▶ DIRECTIONS:
**A)** From the passage on testing standards, reproduce everything from "As the new version" down to "involves many difficulties.".
**B)** Summarize the passage on testing standards in two sentences.

▶ SOURCE:
━━━━━━━━

As the new version of the "Standards for Educational and 



Psychological Testing" is being developed, it is apparent that putting 
together a set of standards for test publishing involves many difficulties. 
Although the basic intent of almost all parties involved is similar, there 
are many potential areas of disagreement among parties to the standards, 
which include test publishers, test sponsors, test users, and test takers. 
Areas of general agreement include the nature of validity and evidence for 
it, the importance of reliability, and general considerations of test 
construction. However, that areas of agreement about validity exist does not 
mean that agreement on specific wording is easily obtained. Test developers 
and school systems know that the uses of the test cannot be controlled by the 
developer. For this reason, asking the test developer for evidence of 
validity in specific situations is likely to be an area of disagreement.

━━━━━━━━

▶ DATA SECTION:
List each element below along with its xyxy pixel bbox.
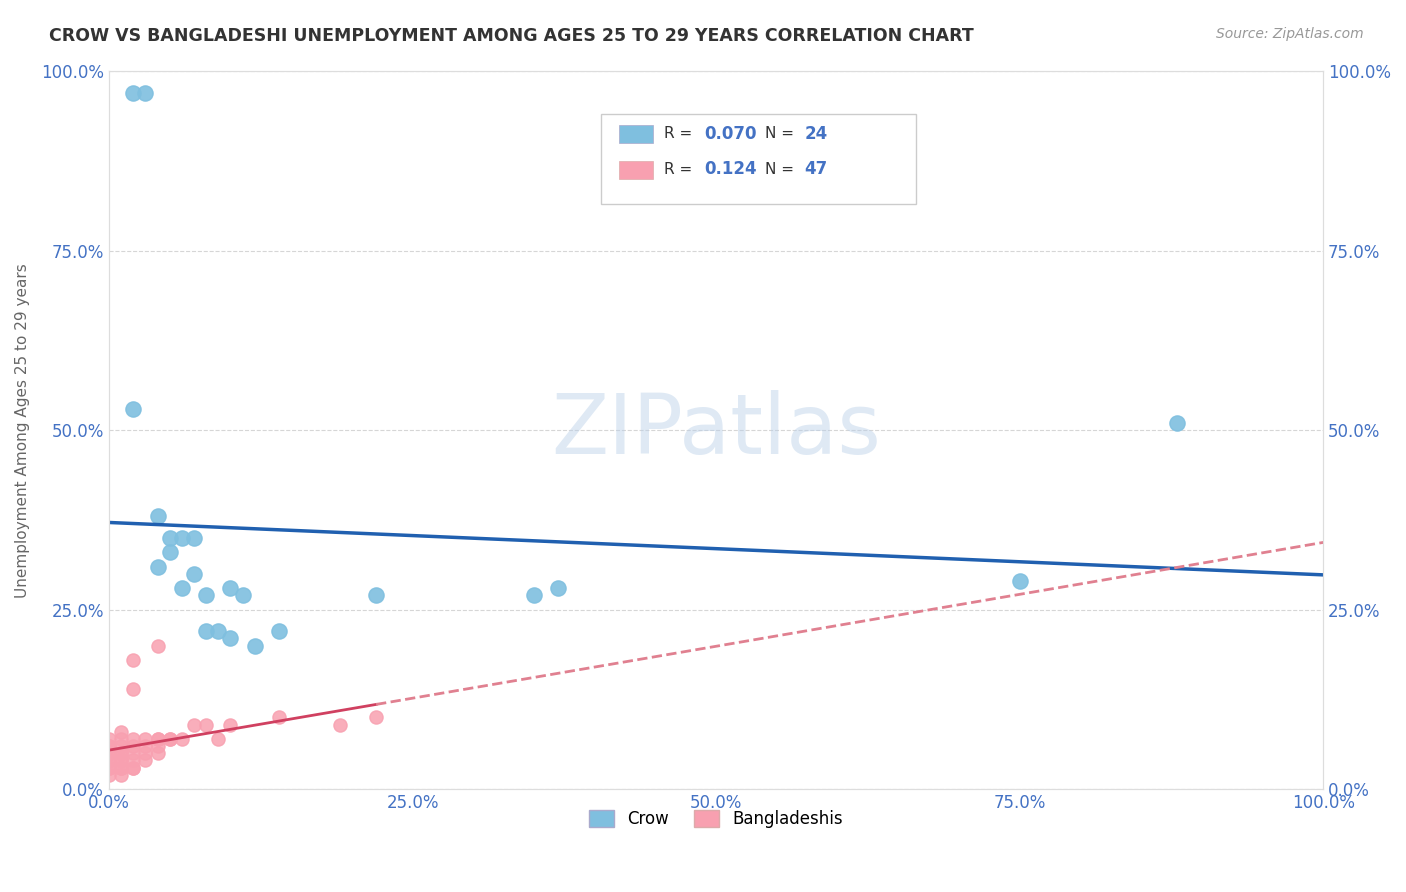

━━━━━━━━

▶ RESPONSE LIST:
**A)**
As the new version of the "Standards for Educational and 



Psychological Testing" is being developed, it is apparent that putting 
together a set of standards for test publishing involves many difficulties.

**B)** Work on the new version of the "Standards for Educational and Psychological Testing" shows that setting standards for test publishing is difficult: test publishers, test sponsors, test users, and test takers share a similar basic intent but may disagree in many areas. They generally agree on validity and its evidence, the importance of reliability, and test construction, yet specific wording is hard to settle, and because developers cannot control how a test is used, asking them for validity evidence in specific situations is likely to cause disagreement.